◆ **PROBLEM REQUIREMENTS**
Pull every line containing "mixture" from the entries.

◆ **MATERIAL SHOWN**
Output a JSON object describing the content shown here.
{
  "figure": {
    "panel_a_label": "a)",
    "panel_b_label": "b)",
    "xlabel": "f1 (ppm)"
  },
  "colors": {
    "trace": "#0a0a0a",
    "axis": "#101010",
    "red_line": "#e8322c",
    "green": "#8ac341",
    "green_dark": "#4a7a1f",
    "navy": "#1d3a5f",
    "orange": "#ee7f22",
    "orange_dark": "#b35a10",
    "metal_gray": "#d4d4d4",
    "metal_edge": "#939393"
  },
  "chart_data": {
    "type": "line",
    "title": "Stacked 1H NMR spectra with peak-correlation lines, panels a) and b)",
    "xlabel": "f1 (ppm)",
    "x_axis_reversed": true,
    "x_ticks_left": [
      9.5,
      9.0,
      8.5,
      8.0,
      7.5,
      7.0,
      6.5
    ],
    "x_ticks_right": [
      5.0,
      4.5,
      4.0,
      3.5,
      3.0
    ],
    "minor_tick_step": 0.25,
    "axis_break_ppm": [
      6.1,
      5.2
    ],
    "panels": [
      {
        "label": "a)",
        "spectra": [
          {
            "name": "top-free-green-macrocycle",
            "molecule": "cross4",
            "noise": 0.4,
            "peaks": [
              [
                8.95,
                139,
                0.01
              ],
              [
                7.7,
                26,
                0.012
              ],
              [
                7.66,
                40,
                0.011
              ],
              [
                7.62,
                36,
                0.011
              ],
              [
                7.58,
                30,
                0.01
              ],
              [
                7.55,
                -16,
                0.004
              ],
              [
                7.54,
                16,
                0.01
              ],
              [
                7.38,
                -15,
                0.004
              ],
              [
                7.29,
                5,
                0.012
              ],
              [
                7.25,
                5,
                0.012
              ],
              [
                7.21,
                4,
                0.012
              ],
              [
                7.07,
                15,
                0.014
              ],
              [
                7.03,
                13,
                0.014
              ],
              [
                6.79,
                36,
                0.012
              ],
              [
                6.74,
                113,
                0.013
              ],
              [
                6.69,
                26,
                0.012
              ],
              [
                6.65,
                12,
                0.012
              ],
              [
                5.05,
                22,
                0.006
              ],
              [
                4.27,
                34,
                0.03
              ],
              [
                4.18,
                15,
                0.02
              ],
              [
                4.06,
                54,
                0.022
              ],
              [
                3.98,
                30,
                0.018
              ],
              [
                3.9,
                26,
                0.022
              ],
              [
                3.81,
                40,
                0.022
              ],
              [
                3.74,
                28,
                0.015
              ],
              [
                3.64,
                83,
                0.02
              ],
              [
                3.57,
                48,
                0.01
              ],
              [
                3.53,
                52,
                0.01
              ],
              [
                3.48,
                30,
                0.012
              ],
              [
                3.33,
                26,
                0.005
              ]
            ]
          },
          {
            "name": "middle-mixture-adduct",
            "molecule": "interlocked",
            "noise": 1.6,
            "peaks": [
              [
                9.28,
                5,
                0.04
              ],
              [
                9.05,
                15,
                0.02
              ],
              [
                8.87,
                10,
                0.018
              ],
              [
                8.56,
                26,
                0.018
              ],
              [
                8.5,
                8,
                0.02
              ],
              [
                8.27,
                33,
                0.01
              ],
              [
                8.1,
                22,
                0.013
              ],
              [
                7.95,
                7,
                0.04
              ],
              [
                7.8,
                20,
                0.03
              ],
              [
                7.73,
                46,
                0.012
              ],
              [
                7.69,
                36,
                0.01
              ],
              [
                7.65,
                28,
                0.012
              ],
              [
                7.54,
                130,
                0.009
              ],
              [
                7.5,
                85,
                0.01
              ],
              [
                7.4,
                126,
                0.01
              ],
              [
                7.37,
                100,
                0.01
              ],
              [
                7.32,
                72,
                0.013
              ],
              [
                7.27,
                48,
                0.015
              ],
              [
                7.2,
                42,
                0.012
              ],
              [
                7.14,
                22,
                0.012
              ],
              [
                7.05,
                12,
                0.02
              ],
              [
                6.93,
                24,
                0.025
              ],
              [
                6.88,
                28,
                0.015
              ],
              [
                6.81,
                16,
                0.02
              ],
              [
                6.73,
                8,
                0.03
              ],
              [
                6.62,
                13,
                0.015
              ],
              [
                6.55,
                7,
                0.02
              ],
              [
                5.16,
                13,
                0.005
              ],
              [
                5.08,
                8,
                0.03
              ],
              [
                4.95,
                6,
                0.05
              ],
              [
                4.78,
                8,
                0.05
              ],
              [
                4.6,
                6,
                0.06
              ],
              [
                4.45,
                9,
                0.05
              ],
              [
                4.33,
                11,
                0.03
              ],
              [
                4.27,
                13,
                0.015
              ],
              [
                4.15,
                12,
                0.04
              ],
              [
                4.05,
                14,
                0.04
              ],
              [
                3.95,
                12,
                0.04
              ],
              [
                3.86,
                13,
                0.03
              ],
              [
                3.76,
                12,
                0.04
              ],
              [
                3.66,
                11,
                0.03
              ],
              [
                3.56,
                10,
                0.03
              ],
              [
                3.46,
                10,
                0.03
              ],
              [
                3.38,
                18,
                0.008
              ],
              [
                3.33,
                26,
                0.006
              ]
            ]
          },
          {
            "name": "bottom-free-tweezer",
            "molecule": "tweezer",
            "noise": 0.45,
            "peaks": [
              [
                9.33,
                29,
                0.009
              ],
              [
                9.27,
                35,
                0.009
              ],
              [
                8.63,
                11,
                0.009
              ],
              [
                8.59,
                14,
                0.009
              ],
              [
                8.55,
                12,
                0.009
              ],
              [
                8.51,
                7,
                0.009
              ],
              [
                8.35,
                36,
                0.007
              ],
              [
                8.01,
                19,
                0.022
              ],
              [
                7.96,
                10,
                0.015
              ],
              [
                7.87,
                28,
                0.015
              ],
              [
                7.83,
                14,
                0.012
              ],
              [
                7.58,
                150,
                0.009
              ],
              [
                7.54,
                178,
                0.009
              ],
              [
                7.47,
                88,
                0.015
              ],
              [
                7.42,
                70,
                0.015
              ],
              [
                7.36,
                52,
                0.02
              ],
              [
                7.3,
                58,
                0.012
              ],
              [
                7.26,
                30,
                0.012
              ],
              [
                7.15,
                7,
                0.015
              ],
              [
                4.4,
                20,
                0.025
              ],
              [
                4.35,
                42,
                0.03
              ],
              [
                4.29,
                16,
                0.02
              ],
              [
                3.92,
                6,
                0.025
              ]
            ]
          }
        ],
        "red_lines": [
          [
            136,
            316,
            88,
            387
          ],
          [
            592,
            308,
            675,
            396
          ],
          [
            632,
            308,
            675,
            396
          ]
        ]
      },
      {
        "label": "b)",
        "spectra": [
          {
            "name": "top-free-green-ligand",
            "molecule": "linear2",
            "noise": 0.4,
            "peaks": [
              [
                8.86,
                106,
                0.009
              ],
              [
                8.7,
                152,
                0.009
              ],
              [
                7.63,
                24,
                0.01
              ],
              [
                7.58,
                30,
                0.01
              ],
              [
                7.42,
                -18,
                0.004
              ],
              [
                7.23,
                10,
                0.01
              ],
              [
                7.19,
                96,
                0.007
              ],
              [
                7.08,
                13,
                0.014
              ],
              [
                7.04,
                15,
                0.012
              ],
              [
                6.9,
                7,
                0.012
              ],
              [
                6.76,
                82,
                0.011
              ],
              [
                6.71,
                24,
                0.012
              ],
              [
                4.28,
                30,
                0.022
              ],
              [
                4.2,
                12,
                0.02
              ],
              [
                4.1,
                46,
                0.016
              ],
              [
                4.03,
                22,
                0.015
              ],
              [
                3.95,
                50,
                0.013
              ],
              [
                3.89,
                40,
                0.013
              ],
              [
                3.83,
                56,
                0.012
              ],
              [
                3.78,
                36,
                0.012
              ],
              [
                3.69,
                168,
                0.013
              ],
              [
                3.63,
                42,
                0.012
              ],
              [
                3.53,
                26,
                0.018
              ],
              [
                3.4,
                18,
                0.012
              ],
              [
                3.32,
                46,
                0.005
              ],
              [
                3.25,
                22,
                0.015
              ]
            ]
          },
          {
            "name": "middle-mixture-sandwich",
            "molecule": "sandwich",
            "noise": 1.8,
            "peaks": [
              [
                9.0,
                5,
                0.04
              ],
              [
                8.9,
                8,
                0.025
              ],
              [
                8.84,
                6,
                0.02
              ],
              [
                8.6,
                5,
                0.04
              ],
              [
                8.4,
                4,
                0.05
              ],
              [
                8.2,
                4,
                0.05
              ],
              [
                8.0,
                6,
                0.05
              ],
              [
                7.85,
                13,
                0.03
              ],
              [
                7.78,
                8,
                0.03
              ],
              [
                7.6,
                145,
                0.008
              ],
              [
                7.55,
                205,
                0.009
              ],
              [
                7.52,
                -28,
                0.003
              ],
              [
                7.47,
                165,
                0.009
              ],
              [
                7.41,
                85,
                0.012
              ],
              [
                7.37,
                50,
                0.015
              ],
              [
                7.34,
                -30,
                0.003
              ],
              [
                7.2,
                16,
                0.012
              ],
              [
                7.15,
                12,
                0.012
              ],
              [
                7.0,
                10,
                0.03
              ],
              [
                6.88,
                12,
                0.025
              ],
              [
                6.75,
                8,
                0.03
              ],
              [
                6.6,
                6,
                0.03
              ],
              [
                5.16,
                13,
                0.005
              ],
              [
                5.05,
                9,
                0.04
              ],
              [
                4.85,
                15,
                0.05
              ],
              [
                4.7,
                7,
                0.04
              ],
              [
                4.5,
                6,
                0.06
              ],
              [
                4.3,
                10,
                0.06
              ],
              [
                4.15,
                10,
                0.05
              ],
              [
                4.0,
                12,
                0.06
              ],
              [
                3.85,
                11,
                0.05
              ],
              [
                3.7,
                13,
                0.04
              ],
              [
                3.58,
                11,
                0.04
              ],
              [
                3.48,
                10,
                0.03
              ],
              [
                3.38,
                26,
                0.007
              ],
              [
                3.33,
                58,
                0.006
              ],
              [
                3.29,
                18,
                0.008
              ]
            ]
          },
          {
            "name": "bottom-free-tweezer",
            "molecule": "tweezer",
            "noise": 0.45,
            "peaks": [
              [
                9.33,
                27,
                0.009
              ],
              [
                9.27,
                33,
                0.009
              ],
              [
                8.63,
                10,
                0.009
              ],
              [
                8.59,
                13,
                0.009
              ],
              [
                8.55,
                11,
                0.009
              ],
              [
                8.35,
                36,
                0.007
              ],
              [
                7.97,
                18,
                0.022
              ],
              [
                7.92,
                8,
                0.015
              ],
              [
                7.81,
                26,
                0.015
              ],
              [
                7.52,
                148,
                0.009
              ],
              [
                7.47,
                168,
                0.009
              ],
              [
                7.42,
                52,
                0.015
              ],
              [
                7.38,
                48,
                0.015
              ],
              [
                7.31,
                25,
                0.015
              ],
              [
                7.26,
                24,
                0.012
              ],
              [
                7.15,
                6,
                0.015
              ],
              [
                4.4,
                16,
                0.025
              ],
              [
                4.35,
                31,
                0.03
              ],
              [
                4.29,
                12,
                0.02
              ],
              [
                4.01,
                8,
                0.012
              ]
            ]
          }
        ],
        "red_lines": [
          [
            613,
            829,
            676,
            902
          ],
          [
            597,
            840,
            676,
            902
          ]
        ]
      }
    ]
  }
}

◆ **THE SOLUTION**
            "name": "middle-mixture-adduct",
            "name": "middle-mixture-sandwich",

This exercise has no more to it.